▶ WORK TO BE COMPLETED: Take the listing and print it in full, exactly as given.

----- EXERCISE INPUT

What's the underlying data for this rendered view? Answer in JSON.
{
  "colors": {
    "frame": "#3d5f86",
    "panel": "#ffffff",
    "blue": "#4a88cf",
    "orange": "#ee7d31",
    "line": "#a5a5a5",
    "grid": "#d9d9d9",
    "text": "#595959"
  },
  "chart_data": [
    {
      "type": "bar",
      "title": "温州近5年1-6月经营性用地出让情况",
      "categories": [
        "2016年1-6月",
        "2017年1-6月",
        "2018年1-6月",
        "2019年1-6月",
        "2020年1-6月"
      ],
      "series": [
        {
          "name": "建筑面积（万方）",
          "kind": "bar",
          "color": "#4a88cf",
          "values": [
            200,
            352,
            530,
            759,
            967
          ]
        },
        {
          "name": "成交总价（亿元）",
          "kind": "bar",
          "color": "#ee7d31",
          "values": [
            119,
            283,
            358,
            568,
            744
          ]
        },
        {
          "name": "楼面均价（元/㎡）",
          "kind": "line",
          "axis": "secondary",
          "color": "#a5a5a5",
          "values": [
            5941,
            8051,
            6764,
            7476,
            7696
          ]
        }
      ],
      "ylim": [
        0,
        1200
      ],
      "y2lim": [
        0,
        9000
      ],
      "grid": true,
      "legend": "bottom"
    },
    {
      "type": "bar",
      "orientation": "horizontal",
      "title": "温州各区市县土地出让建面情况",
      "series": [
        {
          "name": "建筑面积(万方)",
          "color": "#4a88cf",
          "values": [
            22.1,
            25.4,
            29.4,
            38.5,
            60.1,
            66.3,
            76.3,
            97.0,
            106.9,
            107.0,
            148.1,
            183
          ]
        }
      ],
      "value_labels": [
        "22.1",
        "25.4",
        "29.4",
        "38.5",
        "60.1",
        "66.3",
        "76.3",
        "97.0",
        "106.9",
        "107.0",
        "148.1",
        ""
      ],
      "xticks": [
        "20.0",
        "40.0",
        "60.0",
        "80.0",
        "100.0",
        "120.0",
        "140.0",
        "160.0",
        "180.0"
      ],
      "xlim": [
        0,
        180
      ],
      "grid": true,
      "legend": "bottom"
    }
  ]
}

----------

▶ FULL ANSWER:
What's the underlying data for this rendered view? Answer in JSON.
{
  "colors": {
    "frame": "#3d5f86",
    "panel": "#ffffff",
    "blue": "#4a88cf",
    "orange": "#ee7d31",
    "line": "#a5a5a5",
    "grid": "#d9d9d9",
    "text": "#595959"
  },
  "chart_data": [
    {
      "type": "bar",
      "title": "温州近5年1-6月经营性用地出让情况",
      "categories": [
        "2016年1-6月",
        "2017年1-6月",
        "2018年1-6月",
        "2019年1-6月",
        "2020年1-6月"
      ],
      "series": [
        {
          "name": "建筑面积（万方）",
          "kind": "bar",
          "color": "#4a88cf",
          "values": [
            200,
            352,
            530,
            759,
            967
          ]
        },
        {
          "name": "成交总价（亿元）",
          "kind": "bar",
          "color": "#ee7d31",
          "values": [
            119,
            283,
            358,
            568,
            744
          ]
        },
        {
          "name": "楼面均价（元/㎡）",
          "kind": "line",
          "axis": "secondary",
          "color": "#a5a5a5",
          "values": [
            5941,
            8051,
            6764,
            7476,
            7696
          ]
        }
      ],
      "ylim": [
        0,
        1200
      ],
      "y2lim": [
        0,
        9000
      ],
      "grid": true,
      "legend": "bottom"
    },
    {
      "type": "bar",
      "orientation": "horizontal",
      "title": "温州各区市县土地出让建面情况",
      "series": [
        {
          "name": "建筑面积(万方)",
          "color": "#4a88cf",
          "values": [
            22.1,
            25.4,
            29.4,
            38.5,
            60.1,
            66.3,
            76.3,
            97.0,
            106.9,
            107.0,
            148.1,
            183
          ]
        }
      ],
      "value_labels": [
        "22.1",
        "25.4",
        "29.4",
        "38.5",
        "60.1",
        "66.3",
        "76.3",
        "97.0",
        "106.9",
        "107.0",
        "148.1",
        ""
      ],
      "xticks": [
        "20.0",
        "40.0",
        "60.0",
        "80.0",
        "100.0",
        "120.0",
        "140.0",
        "160.0",
        "180.0"
      ],
      "xlim": [
        0,
        180
      ],
      "grid": true,
      "legend": "bottom"
    }
  ]
}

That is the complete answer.